■ GIVEN REQUEST
Check each line of the records below for the word "Uteri" and copy those where it appears.

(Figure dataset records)
========

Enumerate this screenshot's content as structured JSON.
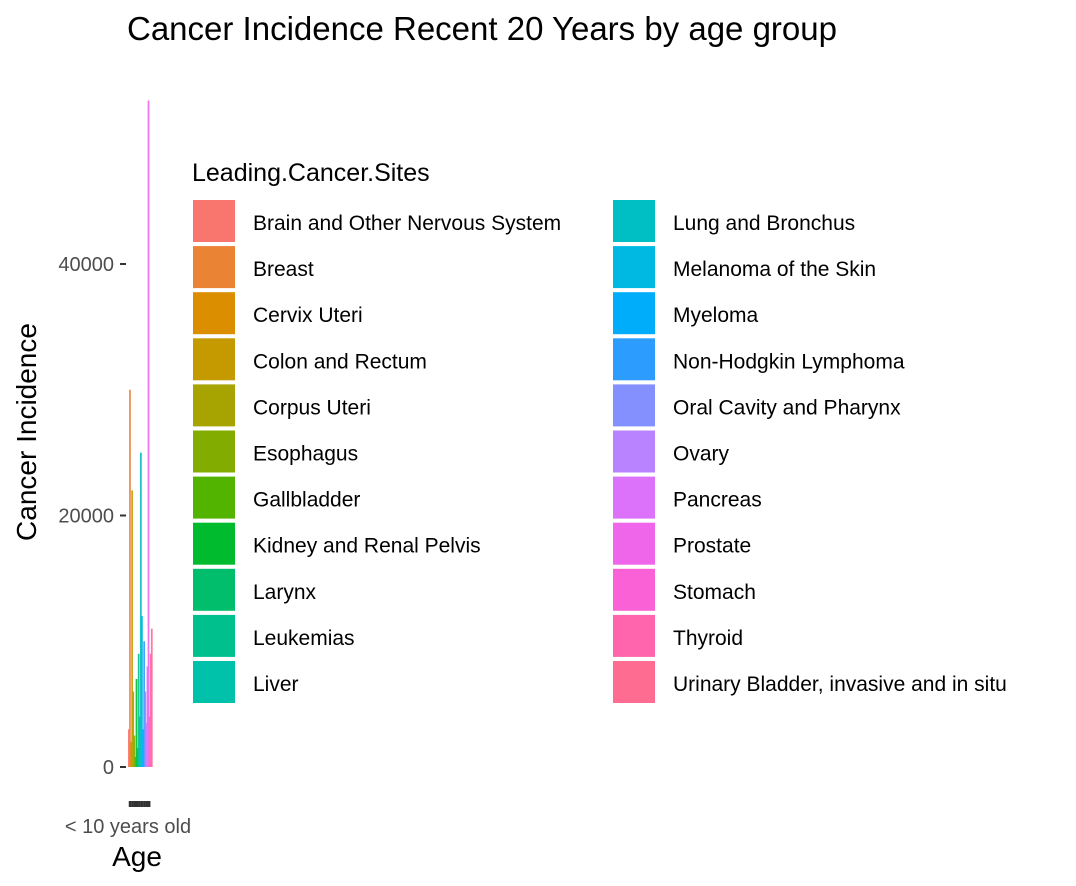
{
  "chart_data": {
    "type": "bar",
    "title": "Cancer Incidence Recent 20 Years by age group",
    "xlabel": "Age",
    "ylabel": "Cancer Incidence",
    "ylim": [
      0,
      55000
    ],
    "y_ticks": [
      0,
      20000,
      40000
    ],
    "y_tick_labels": [
      "0",
      "20000",
      "40000"
    ],
    "x_tick_labels_visible": [
      "< 10 years old"
    ],
    "grid": false,
    "legend": {
      "title": "Leading.Cancer.Sites",
      "placement": "right",
      "columns": 2
    },
    "stacked": true,
    "series": [
      {
        "name": "Brain and Other Nervous System",
        "color": "#F8766D",
        "value": 3000
      },
      {
        "name": "Breast",
        "color": "#EB8335",
        "value": 30000
      },
      {
        "name": "Cervix Uteri",
        "color": "#DB8E00",
        "value": 2000
      },
      {
        "name": "Colon and Rectum",
        "color": "#C49A00",
        "value": 22000
      },
      {
        "name": "Corpus Uteri",
        "color": "#A7A300",
        "value": 6000
      },
      {
        "name": "Esophagus",
        "color": "#82AC00",
        "value": 2500
      },
      {
        "name": "Gallbladder",
        "color": "#53B400",
        "value": 800
      },
      {
        "name": "Kidney and Renal Pelvis",
        "color": "#00BB2E",
        "value": 7000
      },
      {
        "name": "Larynx",
        "color": "#00BE6C",
        "value": 1500
      },
      {
        "name": "Leukemias",
        "color": "#00C08E",
        "value": 9000
      },
      {
        "name": "Liver",
        "color": "#00C1A9",
        "value": 4000
      },
      {
        "name": "Lung and Bronchus",
        "color": "#00BFC4",
        "value": 25000
      },
      {
        "name": "Melanoma of the Skin",
        "color": "#00B9E3",
        "value": 12000
      },
      {
        "name": "Myeloma",
        "color": "#00ADFA",
        "value": 3000
      },
      {
        "name": "Non-Hodgkin Lymphoma",
        "color": "#2D9CFF",
        "value": 10000
      },
      {
        "name": "Oral Cavity and Pharynx",
        "color": "#8590FF",
        "value": 6000
      },
      {
        "name": "Ovary",
        "color": "#B983FF",
        "value": 3500
      },
      {
        "name": "Pancreas",
        "color": "#DC71FA",
        "value": 8000
      },
      {
        "name": "Prostate",
        "color": "#F066EA",
        "value": 53000
      },
      {
        "name": "Stomach",
        "color": "#FB61D7",
        "value": 4000
      },
      {
        "name": "Thyroid",
        "color": "#FF65AC",
        "value": 9000
      },
      {
        "name": "Urinary Bladder, invasive and in situ",
        "color": "#FF6C91",
        "value": 11000
      }
    ]
  }
}
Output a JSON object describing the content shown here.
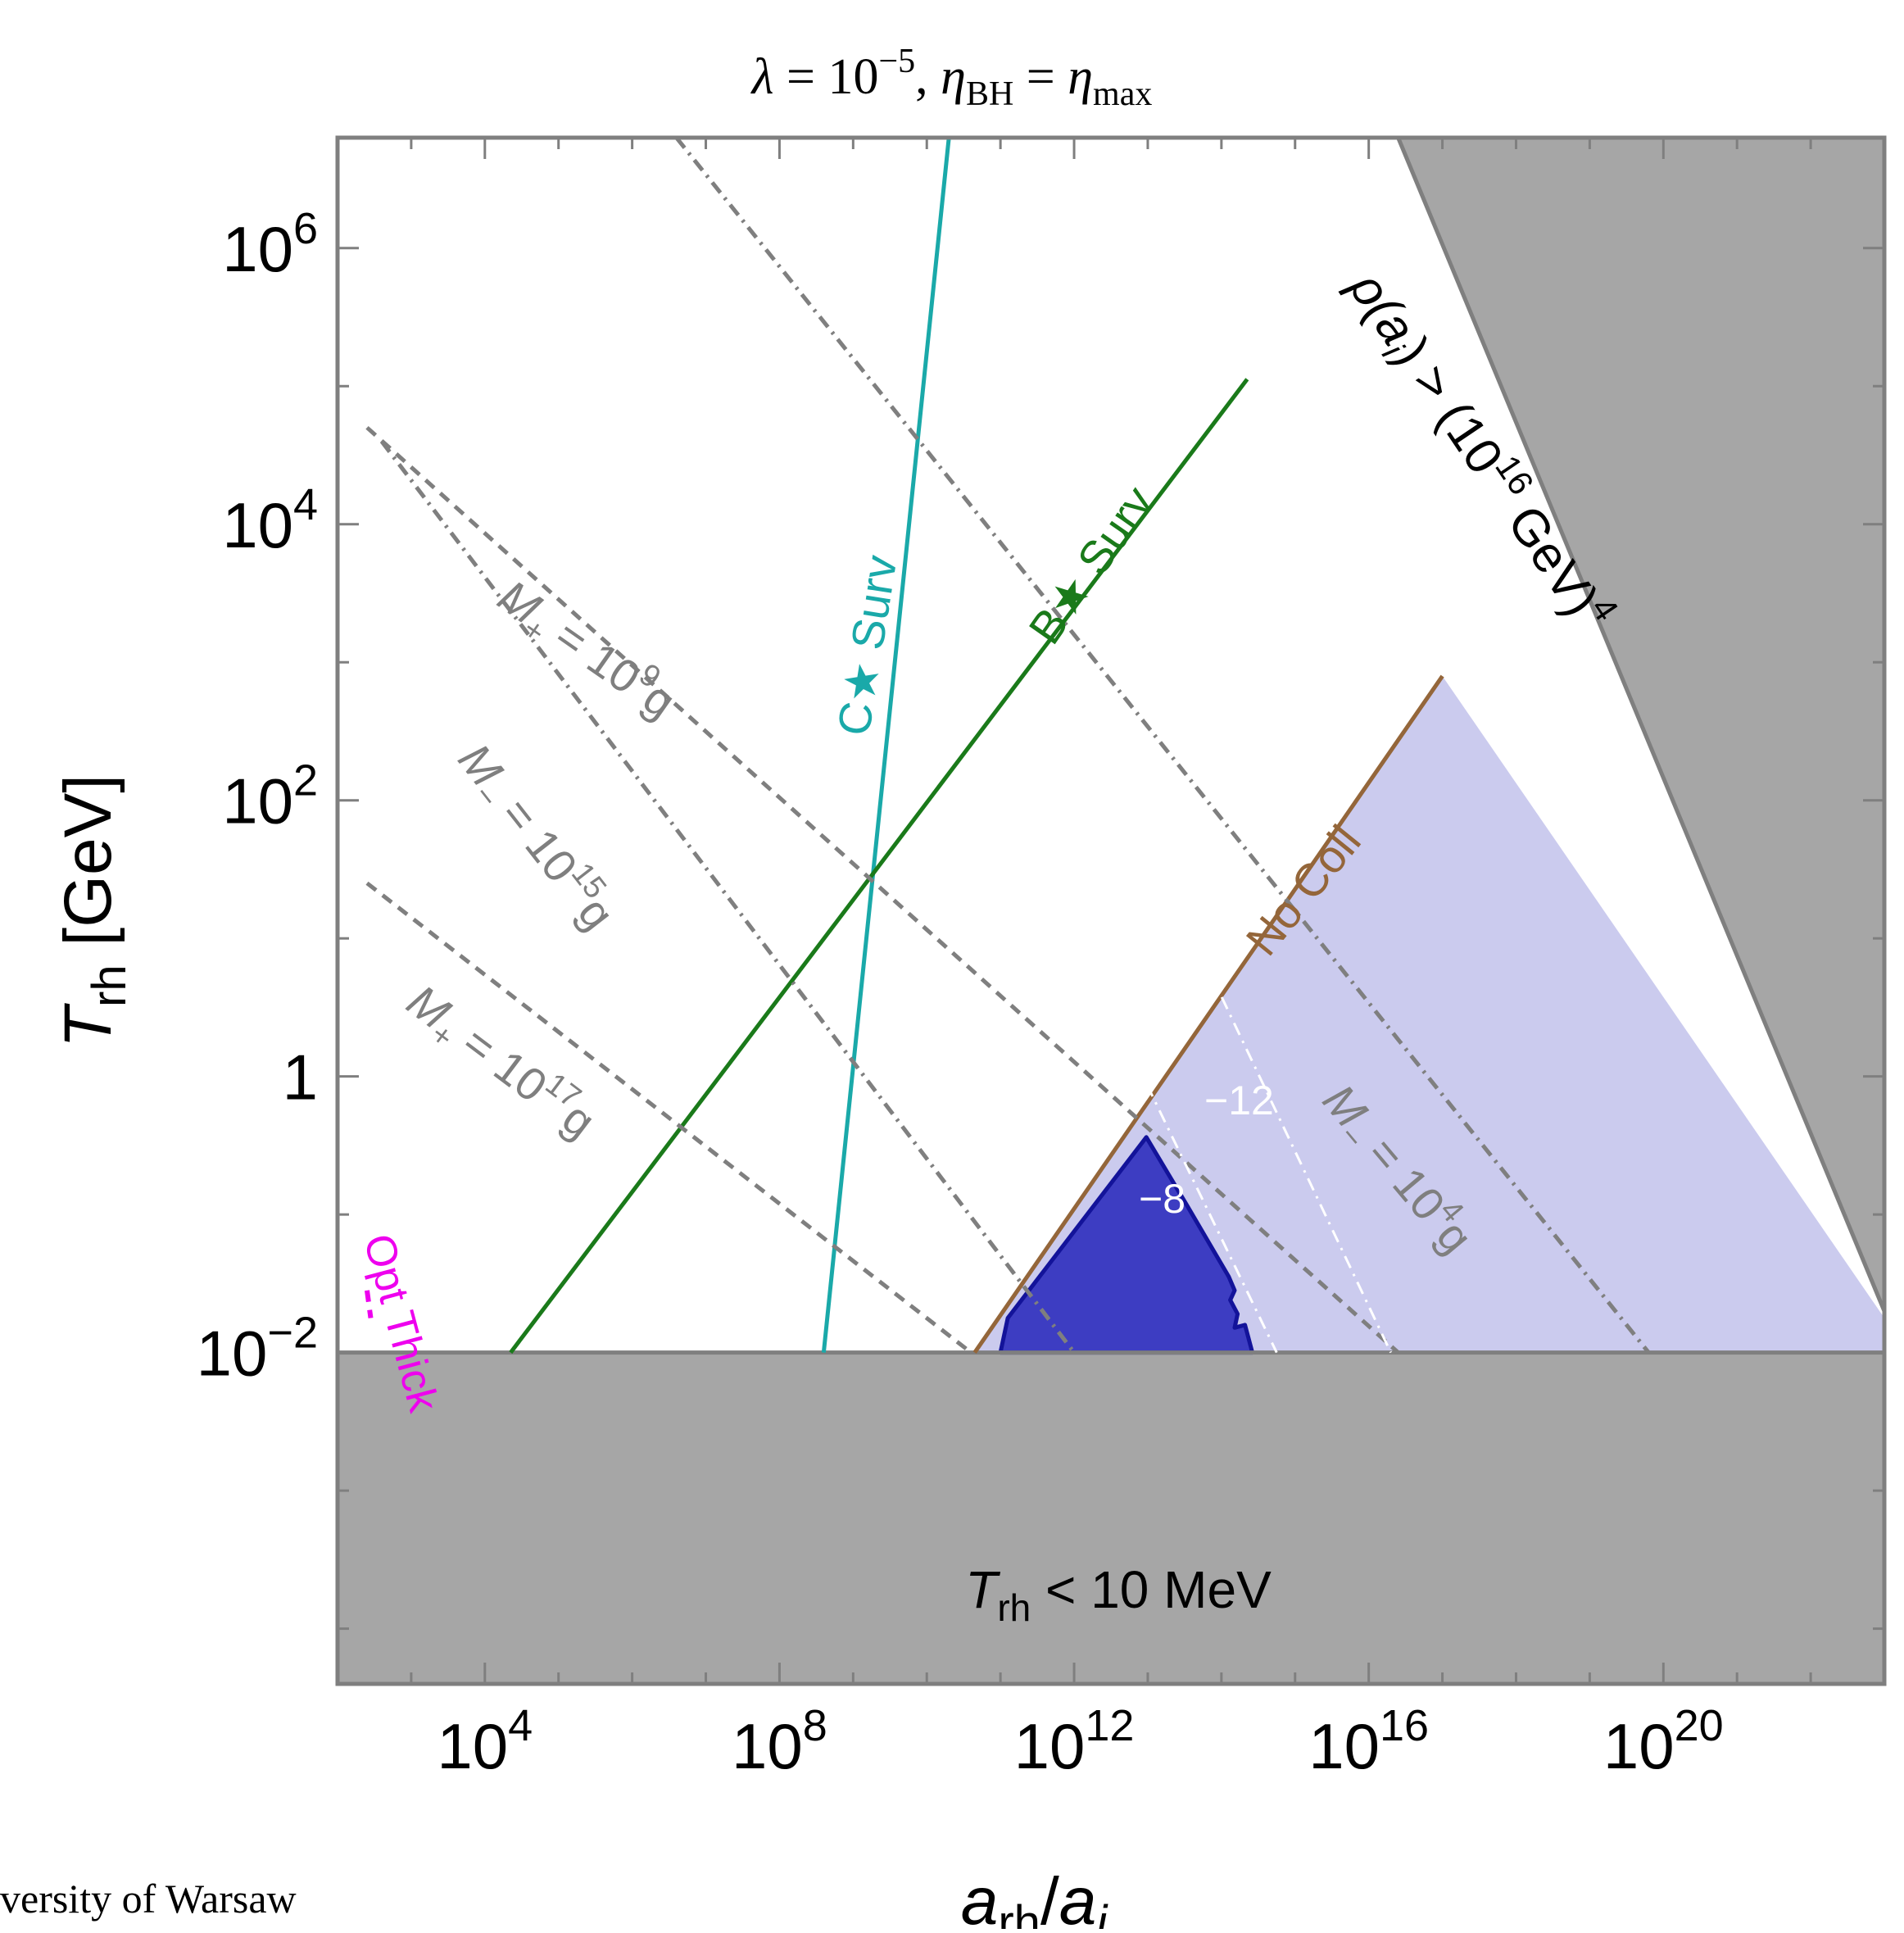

========

■ FULL ANSWER
        "name": "Cervix Uteri",
        "name": "Corpus Uteri",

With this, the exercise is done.